● EXERCISE BRIEF:
Please edit the entries starting with the first one and going on through the line with "menu-jubelio[interactable]: Jubelio bbox=[760, 57, 801, 72]", replacing "Pricelist Import" with "Price List Import" and leaving everything else unchanged. Give back only those lines.

========================

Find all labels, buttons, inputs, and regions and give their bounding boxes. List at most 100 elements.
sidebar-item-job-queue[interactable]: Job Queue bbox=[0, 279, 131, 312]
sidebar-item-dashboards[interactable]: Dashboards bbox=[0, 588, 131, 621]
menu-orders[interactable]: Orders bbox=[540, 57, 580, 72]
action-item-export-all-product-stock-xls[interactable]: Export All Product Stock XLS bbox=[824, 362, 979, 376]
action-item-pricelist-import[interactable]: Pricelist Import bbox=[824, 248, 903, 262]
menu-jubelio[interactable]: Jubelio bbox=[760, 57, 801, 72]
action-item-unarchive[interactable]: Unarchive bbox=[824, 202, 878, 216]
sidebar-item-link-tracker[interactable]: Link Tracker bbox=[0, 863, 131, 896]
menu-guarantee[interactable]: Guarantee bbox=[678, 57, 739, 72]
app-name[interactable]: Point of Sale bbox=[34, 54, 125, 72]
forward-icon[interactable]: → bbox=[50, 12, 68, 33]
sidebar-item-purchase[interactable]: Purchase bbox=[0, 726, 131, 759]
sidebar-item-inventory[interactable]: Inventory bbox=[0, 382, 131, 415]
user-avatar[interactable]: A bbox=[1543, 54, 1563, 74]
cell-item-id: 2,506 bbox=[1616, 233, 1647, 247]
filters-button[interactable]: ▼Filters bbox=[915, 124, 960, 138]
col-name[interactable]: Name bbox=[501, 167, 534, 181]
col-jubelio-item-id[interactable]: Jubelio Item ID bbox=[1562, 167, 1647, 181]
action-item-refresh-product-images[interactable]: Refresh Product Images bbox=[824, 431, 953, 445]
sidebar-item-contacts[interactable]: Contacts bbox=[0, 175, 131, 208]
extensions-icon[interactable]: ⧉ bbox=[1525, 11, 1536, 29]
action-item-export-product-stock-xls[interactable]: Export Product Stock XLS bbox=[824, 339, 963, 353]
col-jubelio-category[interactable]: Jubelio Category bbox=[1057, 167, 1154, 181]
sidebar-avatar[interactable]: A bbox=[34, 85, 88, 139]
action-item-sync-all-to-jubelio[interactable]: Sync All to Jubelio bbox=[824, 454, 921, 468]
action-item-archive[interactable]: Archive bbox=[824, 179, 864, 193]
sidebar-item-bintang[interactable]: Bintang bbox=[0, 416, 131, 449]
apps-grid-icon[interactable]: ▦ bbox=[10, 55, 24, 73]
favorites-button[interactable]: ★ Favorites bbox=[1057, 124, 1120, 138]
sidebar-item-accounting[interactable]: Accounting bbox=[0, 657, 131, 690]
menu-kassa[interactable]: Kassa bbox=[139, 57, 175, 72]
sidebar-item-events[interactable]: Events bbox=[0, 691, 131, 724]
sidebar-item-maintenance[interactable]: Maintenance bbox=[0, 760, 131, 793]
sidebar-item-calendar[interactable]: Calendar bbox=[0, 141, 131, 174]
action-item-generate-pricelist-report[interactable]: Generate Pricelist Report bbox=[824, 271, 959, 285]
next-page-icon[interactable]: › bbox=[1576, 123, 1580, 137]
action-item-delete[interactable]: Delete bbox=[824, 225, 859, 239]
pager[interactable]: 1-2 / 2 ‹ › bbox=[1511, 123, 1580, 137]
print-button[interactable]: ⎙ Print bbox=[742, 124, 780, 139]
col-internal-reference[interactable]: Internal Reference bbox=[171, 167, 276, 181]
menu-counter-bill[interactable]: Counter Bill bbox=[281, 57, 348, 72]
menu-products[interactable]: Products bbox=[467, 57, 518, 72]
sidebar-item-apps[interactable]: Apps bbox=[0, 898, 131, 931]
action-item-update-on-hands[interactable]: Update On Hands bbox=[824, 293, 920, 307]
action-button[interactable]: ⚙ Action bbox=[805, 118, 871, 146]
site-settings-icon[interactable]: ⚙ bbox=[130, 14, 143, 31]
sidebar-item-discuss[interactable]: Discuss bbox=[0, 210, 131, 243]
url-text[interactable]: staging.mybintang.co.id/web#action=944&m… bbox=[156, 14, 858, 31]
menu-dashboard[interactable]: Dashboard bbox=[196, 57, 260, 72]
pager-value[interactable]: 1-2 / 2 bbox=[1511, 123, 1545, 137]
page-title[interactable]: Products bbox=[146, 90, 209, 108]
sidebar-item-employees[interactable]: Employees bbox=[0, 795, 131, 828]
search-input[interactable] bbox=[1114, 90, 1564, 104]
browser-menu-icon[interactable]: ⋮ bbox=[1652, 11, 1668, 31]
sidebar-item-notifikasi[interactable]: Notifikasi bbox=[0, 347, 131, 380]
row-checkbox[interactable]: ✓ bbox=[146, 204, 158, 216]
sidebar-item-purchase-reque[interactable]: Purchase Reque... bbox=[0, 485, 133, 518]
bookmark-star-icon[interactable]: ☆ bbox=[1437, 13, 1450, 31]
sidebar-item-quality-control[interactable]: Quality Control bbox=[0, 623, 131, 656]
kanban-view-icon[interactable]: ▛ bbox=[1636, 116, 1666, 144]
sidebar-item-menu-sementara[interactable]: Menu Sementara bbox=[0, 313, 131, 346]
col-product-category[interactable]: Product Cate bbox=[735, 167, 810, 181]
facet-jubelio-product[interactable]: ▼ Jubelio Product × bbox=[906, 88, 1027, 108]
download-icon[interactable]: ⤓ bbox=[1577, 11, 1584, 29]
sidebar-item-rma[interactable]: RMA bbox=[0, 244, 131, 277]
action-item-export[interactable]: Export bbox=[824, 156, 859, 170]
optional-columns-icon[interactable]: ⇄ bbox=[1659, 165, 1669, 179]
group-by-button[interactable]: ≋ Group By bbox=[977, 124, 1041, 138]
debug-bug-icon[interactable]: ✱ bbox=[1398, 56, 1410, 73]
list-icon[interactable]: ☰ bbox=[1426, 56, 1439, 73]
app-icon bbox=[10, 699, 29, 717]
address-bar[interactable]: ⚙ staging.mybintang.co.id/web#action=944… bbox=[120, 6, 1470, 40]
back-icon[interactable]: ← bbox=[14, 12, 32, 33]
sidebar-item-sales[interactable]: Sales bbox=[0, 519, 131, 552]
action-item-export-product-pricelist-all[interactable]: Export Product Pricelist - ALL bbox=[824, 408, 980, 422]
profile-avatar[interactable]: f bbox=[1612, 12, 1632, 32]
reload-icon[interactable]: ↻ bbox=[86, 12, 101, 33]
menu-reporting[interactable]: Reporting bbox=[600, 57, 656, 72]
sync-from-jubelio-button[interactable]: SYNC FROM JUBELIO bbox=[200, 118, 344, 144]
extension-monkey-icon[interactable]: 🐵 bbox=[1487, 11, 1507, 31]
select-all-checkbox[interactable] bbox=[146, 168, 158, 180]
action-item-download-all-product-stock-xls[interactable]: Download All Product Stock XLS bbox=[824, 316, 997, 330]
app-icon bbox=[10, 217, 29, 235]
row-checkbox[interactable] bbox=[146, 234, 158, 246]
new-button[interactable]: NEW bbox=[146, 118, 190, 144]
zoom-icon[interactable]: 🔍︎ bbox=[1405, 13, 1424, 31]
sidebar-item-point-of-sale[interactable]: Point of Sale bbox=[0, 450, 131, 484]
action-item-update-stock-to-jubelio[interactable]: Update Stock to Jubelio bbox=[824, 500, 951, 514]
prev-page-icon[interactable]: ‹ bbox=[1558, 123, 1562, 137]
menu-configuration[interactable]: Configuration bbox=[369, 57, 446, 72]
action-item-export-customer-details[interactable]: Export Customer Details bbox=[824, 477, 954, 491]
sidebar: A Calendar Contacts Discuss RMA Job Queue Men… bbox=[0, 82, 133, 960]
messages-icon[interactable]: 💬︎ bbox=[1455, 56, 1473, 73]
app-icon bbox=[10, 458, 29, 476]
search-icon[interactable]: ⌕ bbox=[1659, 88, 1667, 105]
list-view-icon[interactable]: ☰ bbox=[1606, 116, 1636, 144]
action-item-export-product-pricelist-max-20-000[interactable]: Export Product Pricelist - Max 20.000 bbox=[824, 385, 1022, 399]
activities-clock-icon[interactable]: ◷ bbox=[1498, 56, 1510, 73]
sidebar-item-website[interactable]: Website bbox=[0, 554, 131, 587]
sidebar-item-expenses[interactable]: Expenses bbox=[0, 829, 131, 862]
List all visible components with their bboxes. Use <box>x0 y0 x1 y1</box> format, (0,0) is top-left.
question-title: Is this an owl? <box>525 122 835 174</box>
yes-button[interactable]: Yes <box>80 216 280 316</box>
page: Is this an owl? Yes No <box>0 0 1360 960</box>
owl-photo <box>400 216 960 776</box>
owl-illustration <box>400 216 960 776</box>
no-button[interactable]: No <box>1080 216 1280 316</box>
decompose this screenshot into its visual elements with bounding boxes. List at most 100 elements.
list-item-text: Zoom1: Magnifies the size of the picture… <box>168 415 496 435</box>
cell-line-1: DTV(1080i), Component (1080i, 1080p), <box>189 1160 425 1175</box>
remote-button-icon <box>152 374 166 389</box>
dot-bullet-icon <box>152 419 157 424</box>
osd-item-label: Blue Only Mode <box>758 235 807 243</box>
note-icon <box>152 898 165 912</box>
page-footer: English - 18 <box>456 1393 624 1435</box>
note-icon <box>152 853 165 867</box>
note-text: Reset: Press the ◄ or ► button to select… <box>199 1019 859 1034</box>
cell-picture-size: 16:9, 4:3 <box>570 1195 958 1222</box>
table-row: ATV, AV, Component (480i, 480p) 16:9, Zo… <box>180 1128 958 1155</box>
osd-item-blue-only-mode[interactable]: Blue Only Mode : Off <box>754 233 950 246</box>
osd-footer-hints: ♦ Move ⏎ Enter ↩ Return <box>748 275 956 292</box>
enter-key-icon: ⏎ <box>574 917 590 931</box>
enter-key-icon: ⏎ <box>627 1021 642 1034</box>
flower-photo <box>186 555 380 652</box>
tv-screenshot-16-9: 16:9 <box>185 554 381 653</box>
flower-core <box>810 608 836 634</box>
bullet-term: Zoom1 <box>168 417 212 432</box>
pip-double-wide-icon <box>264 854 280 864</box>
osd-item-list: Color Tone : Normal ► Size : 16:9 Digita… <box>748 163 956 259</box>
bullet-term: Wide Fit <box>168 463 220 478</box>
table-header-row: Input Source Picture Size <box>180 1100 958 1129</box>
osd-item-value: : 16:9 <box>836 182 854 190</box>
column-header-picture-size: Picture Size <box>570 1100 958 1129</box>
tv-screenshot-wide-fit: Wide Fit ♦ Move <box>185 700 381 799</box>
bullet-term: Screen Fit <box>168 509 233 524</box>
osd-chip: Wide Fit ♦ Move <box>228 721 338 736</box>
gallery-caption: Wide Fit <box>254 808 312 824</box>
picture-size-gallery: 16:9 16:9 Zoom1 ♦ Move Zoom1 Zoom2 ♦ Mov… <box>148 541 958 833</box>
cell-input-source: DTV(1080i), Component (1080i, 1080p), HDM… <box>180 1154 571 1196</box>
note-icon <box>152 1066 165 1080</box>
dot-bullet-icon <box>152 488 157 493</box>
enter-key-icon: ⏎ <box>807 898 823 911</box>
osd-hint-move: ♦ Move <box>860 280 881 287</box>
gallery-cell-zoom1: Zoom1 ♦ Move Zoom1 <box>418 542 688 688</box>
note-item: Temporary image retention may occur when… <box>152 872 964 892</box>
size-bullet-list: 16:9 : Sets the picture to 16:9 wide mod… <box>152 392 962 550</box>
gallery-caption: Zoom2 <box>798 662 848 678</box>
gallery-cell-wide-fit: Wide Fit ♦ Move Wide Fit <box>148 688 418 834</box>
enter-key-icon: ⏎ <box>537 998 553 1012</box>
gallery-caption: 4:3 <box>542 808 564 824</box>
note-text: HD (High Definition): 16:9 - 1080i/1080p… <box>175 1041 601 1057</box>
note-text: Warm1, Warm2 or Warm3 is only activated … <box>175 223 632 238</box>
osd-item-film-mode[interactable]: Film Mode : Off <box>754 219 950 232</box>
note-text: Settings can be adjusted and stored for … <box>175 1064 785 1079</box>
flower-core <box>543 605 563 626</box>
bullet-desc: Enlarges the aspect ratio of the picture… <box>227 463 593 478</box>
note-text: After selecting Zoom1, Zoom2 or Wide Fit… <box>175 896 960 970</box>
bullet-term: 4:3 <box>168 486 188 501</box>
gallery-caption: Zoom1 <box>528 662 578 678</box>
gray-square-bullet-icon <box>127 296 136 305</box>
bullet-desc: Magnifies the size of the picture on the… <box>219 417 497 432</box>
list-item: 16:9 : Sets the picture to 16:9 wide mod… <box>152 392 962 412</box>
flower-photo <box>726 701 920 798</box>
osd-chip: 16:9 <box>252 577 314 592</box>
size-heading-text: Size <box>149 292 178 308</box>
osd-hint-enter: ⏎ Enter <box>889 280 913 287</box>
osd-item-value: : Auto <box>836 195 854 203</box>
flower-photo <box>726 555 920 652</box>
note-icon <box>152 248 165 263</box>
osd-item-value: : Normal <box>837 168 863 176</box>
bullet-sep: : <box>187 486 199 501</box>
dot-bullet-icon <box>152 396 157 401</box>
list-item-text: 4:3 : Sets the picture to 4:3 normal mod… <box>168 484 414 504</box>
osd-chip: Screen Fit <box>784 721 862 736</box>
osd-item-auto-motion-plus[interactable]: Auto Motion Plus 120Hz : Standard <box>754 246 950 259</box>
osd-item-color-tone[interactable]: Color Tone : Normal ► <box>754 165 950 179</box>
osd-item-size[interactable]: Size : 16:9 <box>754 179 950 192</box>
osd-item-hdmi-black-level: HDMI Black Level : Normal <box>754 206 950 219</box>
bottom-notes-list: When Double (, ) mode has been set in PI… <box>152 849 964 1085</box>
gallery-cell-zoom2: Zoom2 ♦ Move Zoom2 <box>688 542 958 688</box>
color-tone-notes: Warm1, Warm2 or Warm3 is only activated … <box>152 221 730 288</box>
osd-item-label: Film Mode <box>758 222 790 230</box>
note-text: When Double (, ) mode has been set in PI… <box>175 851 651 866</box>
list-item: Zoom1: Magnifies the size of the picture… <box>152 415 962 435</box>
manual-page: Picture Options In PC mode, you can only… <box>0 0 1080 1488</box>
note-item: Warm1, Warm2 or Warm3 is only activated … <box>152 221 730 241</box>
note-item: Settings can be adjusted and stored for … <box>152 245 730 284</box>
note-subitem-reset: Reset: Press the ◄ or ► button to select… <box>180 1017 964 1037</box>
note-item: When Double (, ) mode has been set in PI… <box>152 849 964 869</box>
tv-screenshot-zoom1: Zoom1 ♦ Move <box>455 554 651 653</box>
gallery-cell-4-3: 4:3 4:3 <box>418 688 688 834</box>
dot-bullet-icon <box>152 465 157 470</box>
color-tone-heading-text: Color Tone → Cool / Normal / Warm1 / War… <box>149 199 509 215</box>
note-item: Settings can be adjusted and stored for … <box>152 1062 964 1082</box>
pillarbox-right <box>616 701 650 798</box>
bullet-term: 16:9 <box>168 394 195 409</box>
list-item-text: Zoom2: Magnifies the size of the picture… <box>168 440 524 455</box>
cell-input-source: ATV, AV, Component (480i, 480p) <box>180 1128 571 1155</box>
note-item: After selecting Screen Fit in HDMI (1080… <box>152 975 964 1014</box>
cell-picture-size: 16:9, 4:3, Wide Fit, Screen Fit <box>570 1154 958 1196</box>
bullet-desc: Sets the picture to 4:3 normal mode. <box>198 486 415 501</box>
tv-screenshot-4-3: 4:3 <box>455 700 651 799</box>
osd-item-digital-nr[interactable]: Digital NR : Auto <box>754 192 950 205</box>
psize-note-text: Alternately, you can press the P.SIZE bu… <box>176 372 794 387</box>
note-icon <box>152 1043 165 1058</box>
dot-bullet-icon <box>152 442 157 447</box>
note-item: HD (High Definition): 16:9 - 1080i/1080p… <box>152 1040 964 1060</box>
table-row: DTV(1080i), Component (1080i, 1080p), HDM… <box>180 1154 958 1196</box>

========================

● OUTPUT:
Find all labels, buttons, inputs, and regions and give their bounding boxes. List at most 100 elements.
sidebar-item-job-queue[interactable]: Job Queue bbox=[0, 279, 131, 312]
sidebar-item-dashboards[interactable]: Dashboards bbox=[0, 588, 131, 621]
menu-orders[interactable]: Orders bbox=[540, 57, 580, 72]
action-item-export-all-product-stock-xls[interactable]: Export All Product Stock XLS bbox=[824, 362, 979, 376]
action-item-pricelist-import[interactable]: Price List Import bbox=[824, 248, 903, 262]
menu-jubelio[interactable]: Jubelio bbox=[760, 57, 801, 72]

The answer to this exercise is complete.